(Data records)
>>>
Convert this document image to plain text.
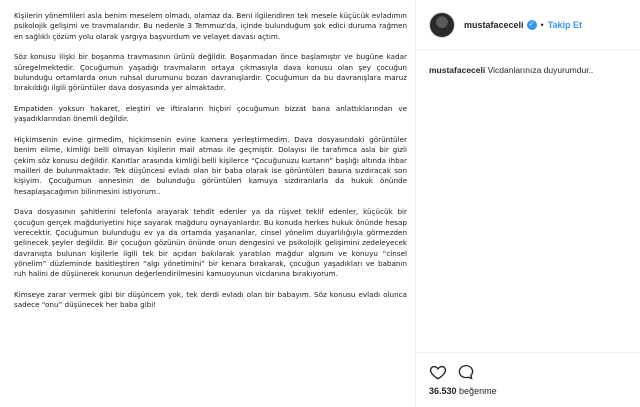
Kişilerin yönemlileri asla benim meselem olmadı, olamaz da. Beni ilgilendiren tek mesele küçücük evladımın psikolojik gelişimi ve travmalarıdır. Bu nedenle 3 Temmuz'da, içinde bulunduğum şok edici duruma rağmen en sağlıklı çözüm yolu olarak yargıya başvurdum ve velayet davası açtım.

Söz konusu ilişki bir boşanma travmasının ürünü değildir. Boşanmadan önce başlamıştır ve bugüne kadar süregelmektedir. Çocuğumun yaşadığı travmaların ortaya çıkmasıyla dava konusu olan şey çocuğun bulunduğu ortamlarda onun ruhsal durumunu bozan davranışlardır. Çocuğumun da bu davranışlara maruz bırakıldığı ilgili görüntüler dava dosyasında yer almaktadır.

Empatiden yoksun hakaret, eleştiri ve iftiraların hiçbiri çocuğumun bizzat bana anlattıklarından ve yaşadıklarından önemli değildir.

Hiçkimsenin evine girmedim, hiçkimsenin evine kamera yerleştirmedim. Dava dosyasındaki görüntüler benim elime, kimliği belli olmayan kişilerin mail atması ile geçmiştir. Dolayısı ile tarafımca asla bir gizli çekim söz konusu değildir. Kanıtlar arasında kimliği belli kişilerce “Çocuğunuzu kurtarın” başlığı altında ihbar mailleri de bulunmaktadır. Tek düşüncesi evladı olan bir baba olarak ise görüntüleri basına sızdıracak son kişiyim. Çocuğumun annesinin de bulunduğu görüntüleri kamuya sızdıranlarla da hukuk önünde hesaplaşacağımın bilinmesini istiyorum..

Dava dosyasının şahitlerini telefonla arayarak tehdit edenler ya da rüşvet teklif edenler, küçücük bir çocuğun gerçek mağduriyetini hiçe sayarak mağduru oynayanlardır. Bu konuda herkes hukuk önünde hesap verecektir. Çocuğumun bulunduğu ev ya da ortamda yaşananlar, cinsel yönelim duyarlılığıyla görmezden gelinecek şeyler değildir. Bir çocuğun gözünün önünde onun dengesini ve psikolojik gelişimini zedeleyecek davranışta bulunan kişilerle ilgili tek bir açıdan bakılarak yaratılan mağdur algısını ve konuyu “cinsel yönelim” düzleminde basitleştiren “algı yönetimini” bir kenara bırakarak, çocuğun yaşadıkları ve babanın ruh halini de düşünerek konunun değerlendirilmesini kamuoyunun vicdanına bırakıyorum.

Kimseye zarar vermek gibi bir düşüncem yok, tek derdi evladı olan bir babayım. Söz konusu evladı olunca sadece “onu” düşünecek her baba gibi!

mustafaceceli ✓ • Takip Et
mustafaceceli Vicdanlarınıza duyurumdur..
36.530 beğenme
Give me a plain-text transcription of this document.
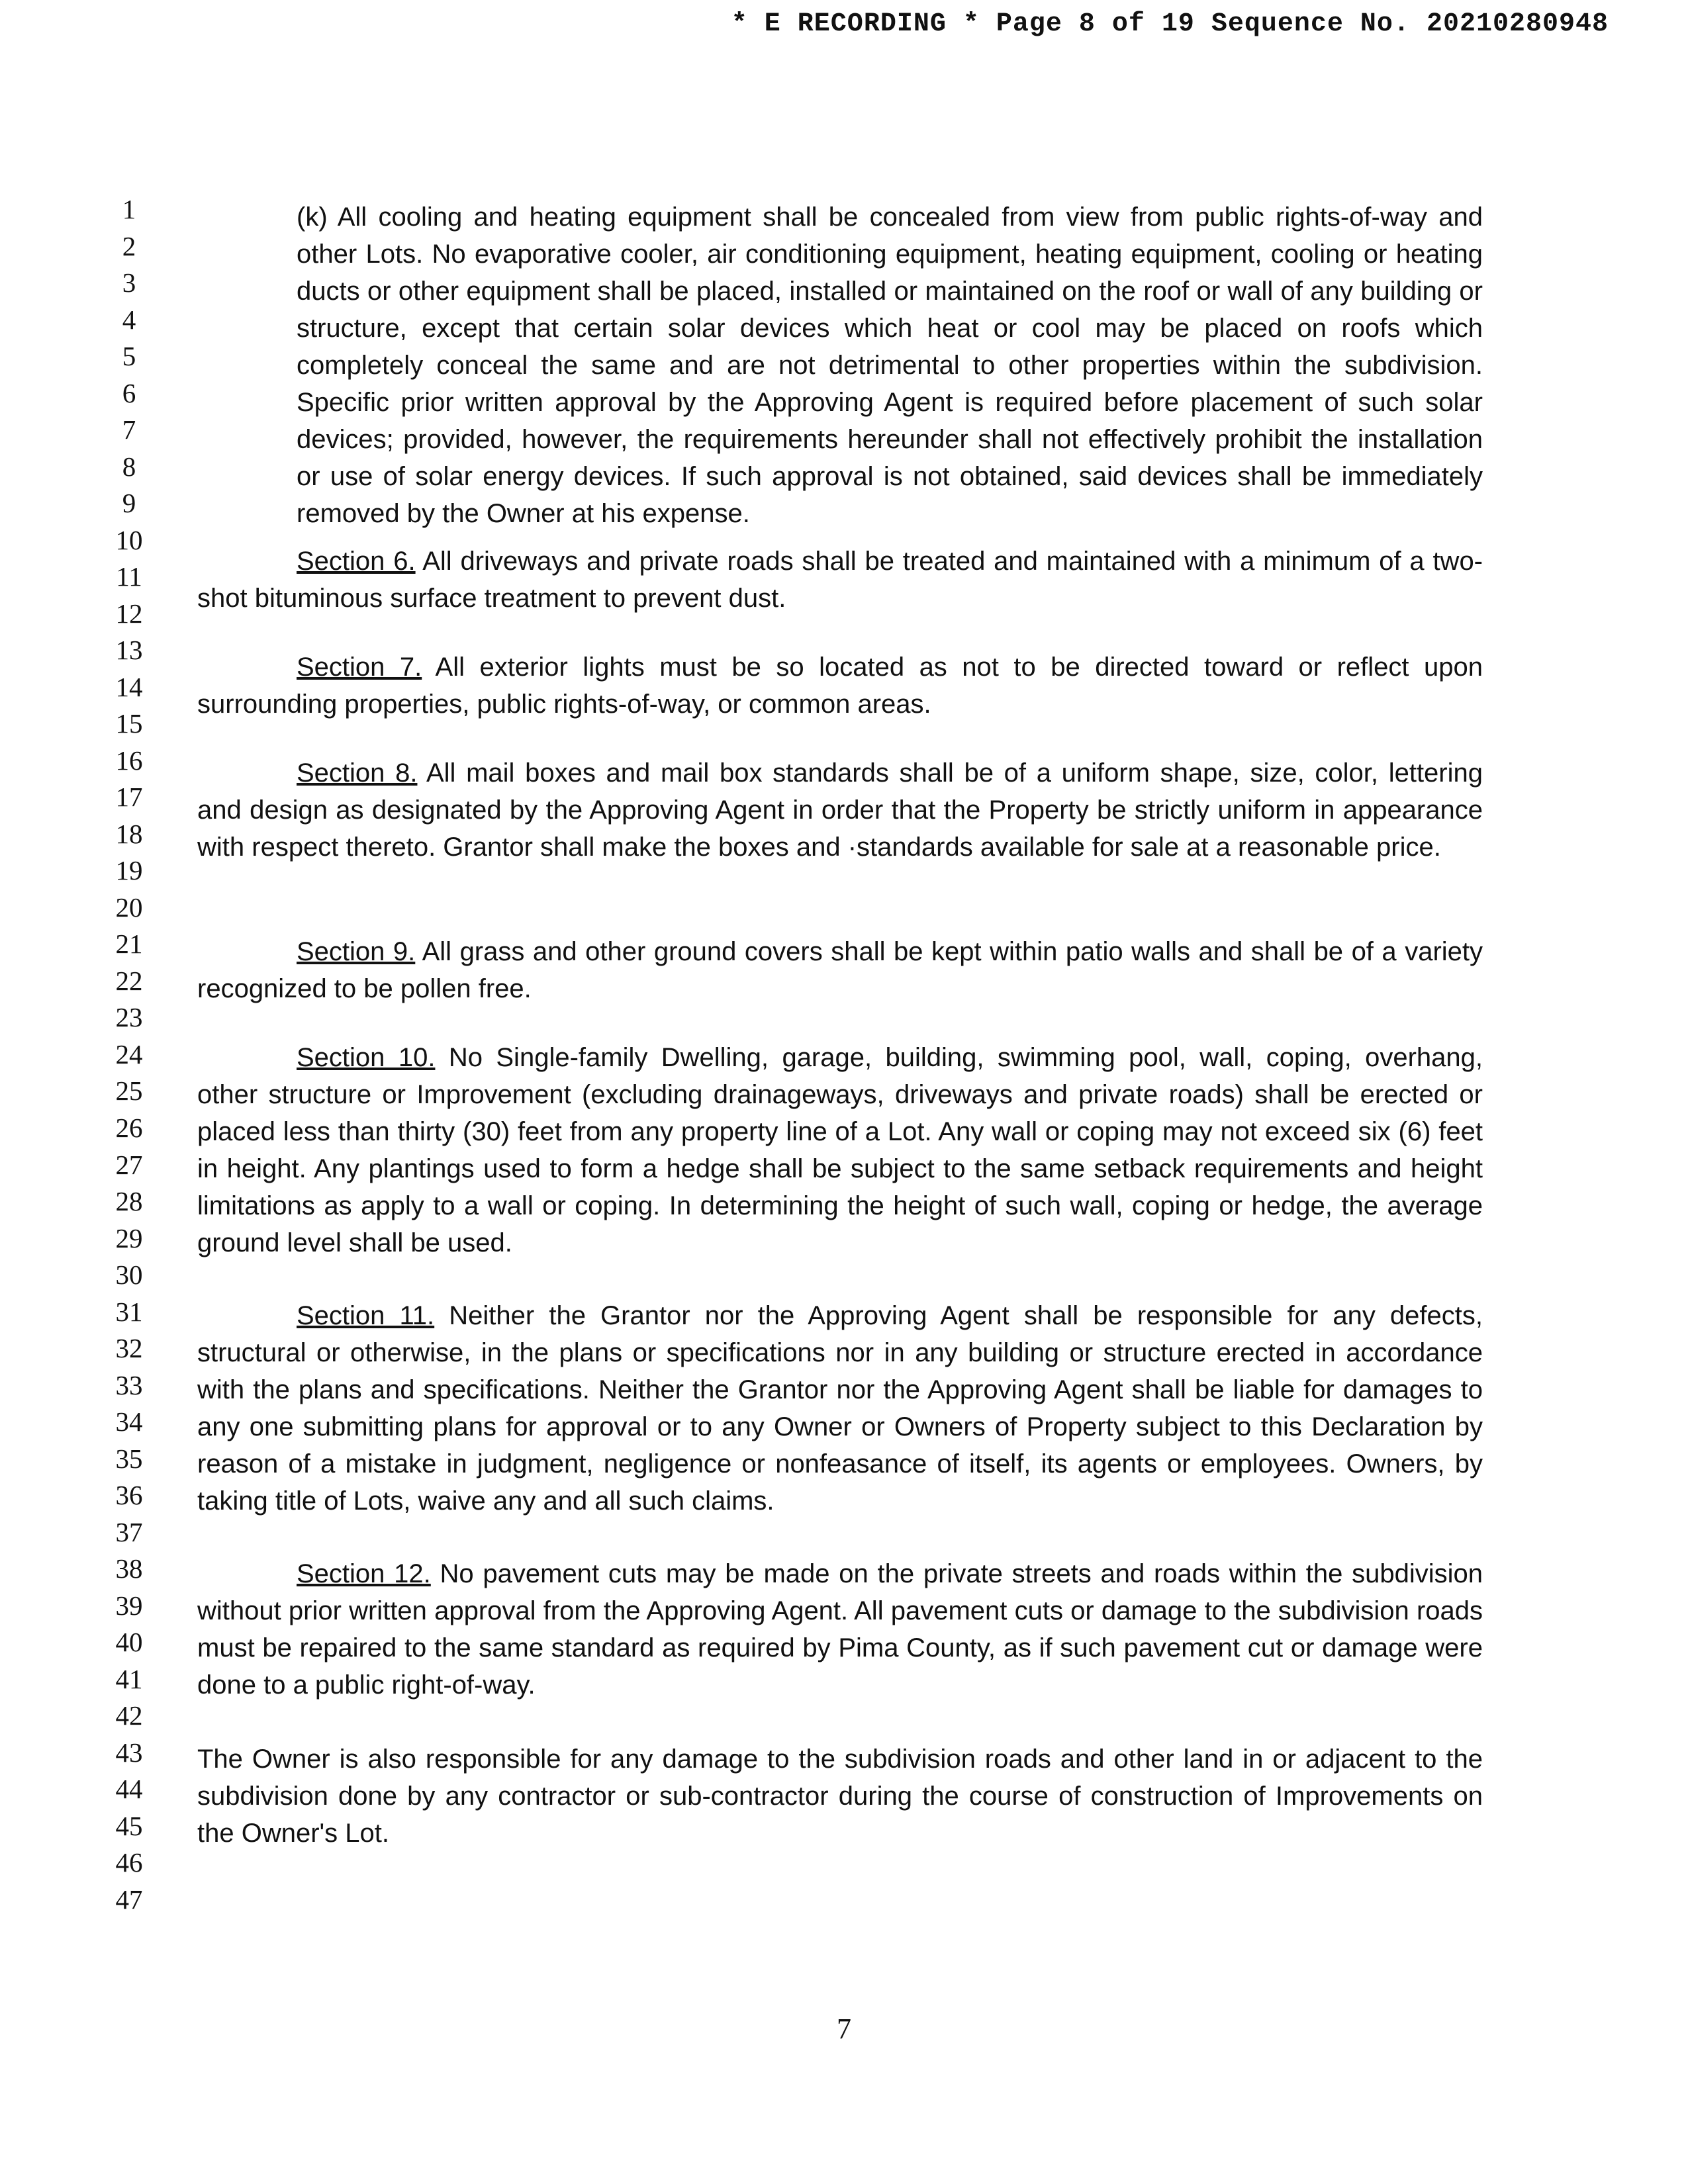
* E RECORDING * Page 8 of 19 Sequence No. 20210280948
1
2
3
4
5
6
7
8
9
10
11
12
13
14
15
16
17
18
19
20
21
22
23
24
25
26
27
28
29
30
31
32
33
34
35
36
37
38
39
40
41
42
43
44
45
46
47
(k) All cooling and heating equipment shall be concealed from view from public rights-of-way and other Lots. No evaporative cooler, air conditioning equipment, heating equipment, cooling or heating ducts or other equipment shall be placed, installed or maintained on the roof or wall of any building or structure, except that certain solar devices which heat or cool may be placed on roofs which completely conceal the same and are not detrimental to other properties within the subdivision. Specific prior written approval by the Approving Agent is required before placement of such solar devices; provided, however, the requirements hereunder shall not effectively prohibit the installation or use of solar energy devices. If such approval is not obtained, said devices shall be immediately removed by the Owner at his expense.
Section 6. All driveways and private roads shall be treated and maintained with a minimum of a two-shot bituminous surface treatment to prevent dust.
Section 7. All exterior lights must be so located as not to be directed toward or reflect upon surrounding properties, public rights-of-way, or common areas.
Section 8. All mail boxes and mail box standards shall be of a uniform shape, size, color, lettering and design as designated by the Approving Agent in order that the Property be strictly uniform in appearance with respect thereto. Grantor shall make the boxes and ·standards available for sale at a reasonable price.
Section 9. All grass and other ground covers shall be kept within patio walls and shall be of a variety recognized to be pollen free.
Section 10. No Single-family Dwelling, garage, building, swimming pool, wall, coping, overhang, other structure or Improvement (excluding drainageways, driveways and private roads) shall be erected or placed less than thirty (30) feet from any property line of a Lot. Any wall or coping may not exceed six (6) feet in height. Any plantings used to form a hedge shall be subject to the same setback requirements and height limitations as apply to a wall or coping. In determining the height of such wall, coping or hedge, the average ground level shall be used.
Section 11. Neither the Grantor nor the Approving Agent shall be responsible for any defects, structural or otherwise, in the plans or specifications nor in any building or structure erected in accordance with the plans and specifications. Neither the Grantor nor the Approving Agent shall be liable for damages to any one submitting plans for approval or to any Owner or Owners of Property subject to this Declaration by reason of a mistake in judgment, negligence or nonfeasance of itself, its agents or employees. Owners, by taking title of Lots, waive any and all such claims.
Section 12. No pavement cuts may be made on the private streets and roads within the subdivision without prior written approval from the Approving Agent. All pavement cuts or damage to the subdivision roads must be repaired to the same standard as required by Pima County, as if such pavement cut or damage were done to a public right-of-way.
The Owner is also responsible for any damage to the subdivision roads and other land in or adjacent to the subdivision done by any contractor or sub-contractor during the course of construction of Improvements on the Owner's Lot.
7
<<<
Problem to solve
Pick out the lines containing the string "mail" and show them.

Solution
Hiçkimsenin evine girmedim, hiçkimsenin evine kamera yerleştirmedim. Dava dosyasındaki görüntüler benim elime, kimliği belli olmayan kişilerin mail atması ile geçmiştir. Dolayısı ile tarafımca asla bir gizli çekim söz konusu değildir. Kanıtlar arasında kimliği belli kişilerce “Çocuğunuzu kurtarın” başlığı altında ihbar mailleri de bulunmaktadır. Tek düşüncesi evladı olan bir baba olarak ise görüntüleri basına sızdıracak son kişiyim. Çocuğumun annesinin de bulunduğu görüntüleri kamuya sızdıranlarla da hukuk önünde hesaplaşacağımın bilinmesini istiyorum..
Section 8. All mail boxes and mail box standards shall be of a uniform shape, size, color, lettering and design as designated by the Approving Agent in order that the Property be strictly uniform in appearance with respect thereto. Grantor shall make the boxes and ·standards available for sale at a reasonable price.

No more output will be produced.